EXERCISE GOAL
Copy out the stretch of entries from their start through the line containing "455, 954, 477]", unchanged.
>> Start GIVEN RECORDS
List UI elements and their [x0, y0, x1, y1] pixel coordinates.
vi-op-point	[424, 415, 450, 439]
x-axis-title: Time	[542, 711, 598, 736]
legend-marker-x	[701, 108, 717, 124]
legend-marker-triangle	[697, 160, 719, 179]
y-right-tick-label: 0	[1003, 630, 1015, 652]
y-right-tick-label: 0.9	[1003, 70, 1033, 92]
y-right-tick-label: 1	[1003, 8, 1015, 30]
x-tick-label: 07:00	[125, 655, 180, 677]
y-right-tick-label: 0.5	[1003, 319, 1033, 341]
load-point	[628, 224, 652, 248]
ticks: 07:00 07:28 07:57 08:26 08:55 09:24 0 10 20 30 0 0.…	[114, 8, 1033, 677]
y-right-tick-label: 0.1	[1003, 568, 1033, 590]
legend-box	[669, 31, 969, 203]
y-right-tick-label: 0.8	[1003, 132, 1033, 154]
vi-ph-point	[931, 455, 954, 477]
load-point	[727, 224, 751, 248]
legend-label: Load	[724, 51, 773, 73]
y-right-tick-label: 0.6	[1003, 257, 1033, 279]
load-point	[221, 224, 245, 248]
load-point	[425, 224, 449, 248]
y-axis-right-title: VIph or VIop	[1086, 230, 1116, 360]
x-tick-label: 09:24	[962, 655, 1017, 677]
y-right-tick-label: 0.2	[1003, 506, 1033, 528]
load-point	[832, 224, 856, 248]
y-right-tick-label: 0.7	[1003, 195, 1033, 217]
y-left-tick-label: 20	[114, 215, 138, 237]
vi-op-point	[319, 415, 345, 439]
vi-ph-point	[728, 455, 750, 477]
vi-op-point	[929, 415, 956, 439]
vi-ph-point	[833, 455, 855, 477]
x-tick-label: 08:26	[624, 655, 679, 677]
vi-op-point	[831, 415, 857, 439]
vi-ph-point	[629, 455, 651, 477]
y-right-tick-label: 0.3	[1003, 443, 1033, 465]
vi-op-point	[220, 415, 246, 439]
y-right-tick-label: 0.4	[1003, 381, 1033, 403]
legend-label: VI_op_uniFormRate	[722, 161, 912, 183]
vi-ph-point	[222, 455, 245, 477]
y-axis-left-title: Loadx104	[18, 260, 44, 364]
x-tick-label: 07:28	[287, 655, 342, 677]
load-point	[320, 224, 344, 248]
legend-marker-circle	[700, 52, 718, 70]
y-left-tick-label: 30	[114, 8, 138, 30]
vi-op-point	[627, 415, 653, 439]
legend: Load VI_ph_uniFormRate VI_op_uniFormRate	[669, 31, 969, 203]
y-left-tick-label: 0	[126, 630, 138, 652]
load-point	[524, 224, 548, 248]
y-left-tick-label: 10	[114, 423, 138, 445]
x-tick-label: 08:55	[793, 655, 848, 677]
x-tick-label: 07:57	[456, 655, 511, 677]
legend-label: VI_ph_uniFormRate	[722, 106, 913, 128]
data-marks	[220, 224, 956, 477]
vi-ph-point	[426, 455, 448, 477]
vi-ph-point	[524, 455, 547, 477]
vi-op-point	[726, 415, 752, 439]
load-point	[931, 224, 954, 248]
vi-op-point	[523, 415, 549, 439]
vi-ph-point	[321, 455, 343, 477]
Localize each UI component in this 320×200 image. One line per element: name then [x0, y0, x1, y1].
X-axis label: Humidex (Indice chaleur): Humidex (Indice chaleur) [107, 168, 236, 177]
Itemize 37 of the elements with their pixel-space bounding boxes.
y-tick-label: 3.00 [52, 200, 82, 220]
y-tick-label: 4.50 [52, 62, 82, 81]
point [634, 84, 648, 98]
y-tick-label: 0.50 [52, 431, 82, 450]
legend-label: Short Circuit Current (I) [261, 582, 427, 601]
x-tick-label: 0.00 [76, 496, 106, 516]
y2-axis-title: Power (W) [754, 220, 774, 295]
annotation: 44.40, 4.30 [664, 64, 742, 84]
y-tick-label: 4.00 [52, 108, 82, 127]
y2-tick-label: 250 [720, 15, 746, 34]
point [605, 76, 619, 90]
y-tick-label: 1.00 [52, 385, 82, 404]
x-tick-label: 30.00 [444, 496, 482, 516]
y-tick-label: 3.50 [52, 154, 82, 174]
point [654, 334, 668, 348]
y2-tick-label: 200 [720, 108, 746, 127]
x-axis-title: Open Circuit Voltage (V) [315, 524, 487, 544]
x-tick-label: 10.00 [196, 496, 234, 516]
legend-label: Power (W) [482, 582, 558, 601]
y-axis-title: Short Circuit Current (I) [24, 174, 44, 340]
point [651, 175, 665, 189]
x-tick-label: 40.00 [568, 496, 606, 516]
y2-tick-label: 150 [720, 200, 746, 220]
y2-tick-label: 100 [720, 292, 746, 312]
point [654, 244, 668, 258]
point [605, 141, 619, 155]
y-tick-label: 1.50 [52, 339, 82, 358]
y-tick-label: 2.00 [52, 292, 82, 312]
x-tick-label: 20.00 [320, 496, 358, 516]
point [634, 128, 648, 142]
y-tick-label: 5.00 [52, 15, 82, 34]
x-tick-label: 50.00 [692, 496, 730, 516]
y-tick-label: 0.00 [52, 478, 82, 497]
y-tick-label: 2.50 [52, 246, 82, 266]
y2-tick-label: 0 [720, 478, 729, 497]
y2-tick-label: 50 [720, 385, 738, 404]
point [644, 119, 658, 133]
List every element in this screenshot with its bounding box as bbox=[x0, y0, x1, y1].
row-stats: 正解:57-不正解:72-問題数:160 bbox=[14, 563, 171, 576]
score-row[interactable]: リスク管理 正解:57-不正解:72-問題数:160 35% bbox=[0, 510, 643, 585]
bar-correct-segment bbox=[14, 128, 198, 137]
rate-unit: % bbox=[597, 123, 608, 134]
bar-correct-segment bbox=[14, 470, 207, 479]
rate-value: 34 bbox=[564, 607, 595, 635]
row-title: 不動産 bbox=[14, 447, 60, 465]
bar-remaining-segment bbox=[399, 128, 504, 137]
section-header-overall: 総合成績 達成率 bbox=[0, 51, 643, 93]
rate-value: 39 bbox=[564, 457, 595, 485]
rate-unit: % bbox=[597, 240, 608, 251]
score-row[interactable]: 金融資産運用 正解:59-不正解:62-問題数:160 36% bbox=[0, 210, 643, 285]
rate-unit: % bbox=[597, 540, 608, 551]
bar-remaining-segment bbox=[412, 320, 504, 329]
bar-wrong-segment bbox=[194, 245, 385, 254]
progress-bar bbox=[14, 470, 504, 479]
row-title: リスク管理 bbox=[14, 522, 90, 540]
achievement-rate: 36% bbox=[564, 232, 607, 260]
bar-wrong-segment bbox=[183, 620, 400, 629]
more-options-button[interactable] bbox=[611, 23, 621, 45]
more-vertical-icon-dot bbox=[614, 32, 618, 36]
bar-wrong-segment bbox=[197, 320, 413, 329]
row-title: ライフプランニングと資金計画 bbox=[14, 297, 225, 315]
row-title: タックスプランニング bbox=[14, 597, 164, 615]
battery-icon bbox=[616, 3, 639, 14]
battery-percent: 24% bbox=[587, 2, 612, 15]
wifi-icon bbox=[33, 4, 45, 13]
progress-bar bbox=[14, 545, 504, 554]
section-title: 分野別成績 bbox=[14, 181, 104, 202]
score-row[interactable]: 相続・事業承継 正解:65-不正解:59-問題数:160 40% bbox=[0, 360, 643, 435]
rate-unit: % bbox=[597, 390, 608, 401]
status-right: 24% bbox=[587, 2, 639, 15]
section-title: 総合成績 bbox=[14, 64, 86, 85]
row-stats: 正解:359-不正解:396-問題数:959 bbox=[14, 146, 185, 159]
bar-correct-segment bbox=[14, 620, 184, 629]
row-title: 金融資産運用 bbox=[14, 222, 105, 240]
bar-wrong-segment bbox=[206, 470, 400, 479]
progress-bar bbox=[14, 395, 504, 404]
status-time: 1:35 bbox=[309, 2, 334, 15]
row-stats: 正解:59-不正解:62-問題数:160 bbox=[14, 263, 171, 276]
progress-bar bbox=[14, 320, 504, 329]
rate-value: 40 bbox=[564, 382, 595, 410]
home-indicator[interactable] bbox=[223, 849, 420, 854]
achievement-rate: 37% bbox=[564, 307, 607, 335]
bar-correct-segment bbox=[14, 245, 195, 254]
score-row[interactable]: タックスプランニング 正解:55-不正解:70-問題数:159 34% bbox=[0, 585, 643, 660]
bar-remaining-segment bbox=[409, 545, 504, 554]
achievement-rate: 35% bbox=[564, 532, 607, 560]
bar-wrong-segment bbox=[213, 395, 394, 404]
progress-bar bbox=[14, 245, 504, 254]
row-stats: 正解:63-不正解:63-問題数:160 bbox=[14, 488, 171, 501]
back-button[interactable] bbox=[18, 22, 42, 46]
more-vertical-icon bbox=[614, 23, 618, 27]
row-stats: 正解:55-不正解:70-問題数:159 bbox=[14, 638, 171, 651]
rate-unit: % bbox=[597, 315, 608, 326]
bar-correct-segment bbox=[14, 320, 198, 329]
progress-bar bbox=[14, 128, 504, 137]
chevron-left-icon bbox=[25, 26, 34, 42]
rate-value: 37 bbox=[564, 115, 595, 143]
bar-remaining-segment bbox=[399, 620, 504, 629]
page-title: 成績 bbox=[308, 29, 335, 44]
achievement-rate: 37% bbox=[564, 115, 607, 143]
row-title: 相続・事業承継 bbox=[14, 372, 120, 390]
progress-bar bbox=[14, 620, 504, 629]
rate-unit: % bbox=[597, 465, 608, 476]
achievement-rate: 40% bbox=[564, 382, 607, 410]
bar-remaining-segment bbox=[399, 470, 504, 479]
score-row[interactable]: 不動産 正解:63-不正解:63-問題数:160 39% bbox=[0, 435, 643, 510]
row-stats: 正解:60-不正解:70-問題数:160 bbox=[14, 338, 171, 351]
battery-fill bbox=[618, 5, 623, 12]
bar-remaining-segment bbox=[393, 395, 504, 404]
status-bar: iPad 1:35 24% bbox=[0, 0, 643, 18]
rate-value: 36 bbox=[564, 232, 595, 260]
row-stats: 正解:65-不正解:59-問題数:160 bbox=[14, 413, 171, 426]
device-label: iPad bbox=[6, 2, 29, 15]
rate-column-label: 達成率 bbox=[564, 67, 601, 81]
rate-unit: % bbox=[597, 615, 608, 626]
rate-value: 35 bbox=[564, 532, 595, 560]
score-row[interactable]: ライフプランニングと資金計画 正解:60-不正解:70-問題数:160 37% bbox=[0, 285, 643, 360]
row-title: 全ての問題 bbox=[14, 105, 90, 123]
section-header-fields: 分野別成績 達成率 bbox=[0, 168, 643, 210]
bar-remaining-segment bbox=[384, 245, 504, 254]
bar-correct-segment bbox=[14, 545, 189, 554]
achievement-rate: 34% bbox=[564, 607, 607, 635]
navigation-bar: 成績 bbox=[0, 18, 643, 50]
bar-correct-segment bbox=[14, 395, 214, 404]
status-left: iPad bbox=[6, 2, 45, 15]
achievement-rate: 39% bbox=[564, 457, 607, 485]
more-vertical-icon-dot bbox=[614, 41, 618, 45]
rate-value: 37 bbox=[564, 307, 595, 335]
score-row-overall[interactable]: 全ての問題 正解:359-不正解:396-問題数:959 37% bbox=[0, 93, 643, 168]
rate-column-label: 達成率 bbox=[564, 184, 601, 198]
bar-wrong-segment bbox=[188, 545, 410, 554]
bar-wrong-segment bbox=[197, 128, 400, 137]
>> End GIVEN RECORDS
TASK RESULT
List UI elements and their [x0, y0, x1, y1] pixel coordinates.
vi-op-point	[424, 415, 450, 439]
x-axis-title: Time	[542, 711, 598, 736]
legend-marker-x	[701, 108, 717, 124]
legend-marker-triangle	[697, 160, 719, 179]
y-right-tick-label: 0	[1003, 630, 1015, 652]
y-right-tick-label: 0.9	[1003, 70, 1033, 92]
y-right-tick-label: 1	[1003, 8, 1015, 30]
x-tick-label: 07:00	[125, 655, 180, 677]
y-right-tick-label: 0.5	[1003, 319, 1033, 341]
load-point	[628, 224, 652, 248]
ticks: 07:00 07:28 07:57 08:26 08:55 09:24 0 10 20 30 0 0.…	[114, 8, 1033, 677]
y-right-tick-label: 0.1	[1003, 568, 1033, 590]
legend-box	[669, 31, 969, 203]
y-right-tick-label: 0.8	[1003, 132, 1033, 154]
vi-ph-point	[931, 455, 954, 477]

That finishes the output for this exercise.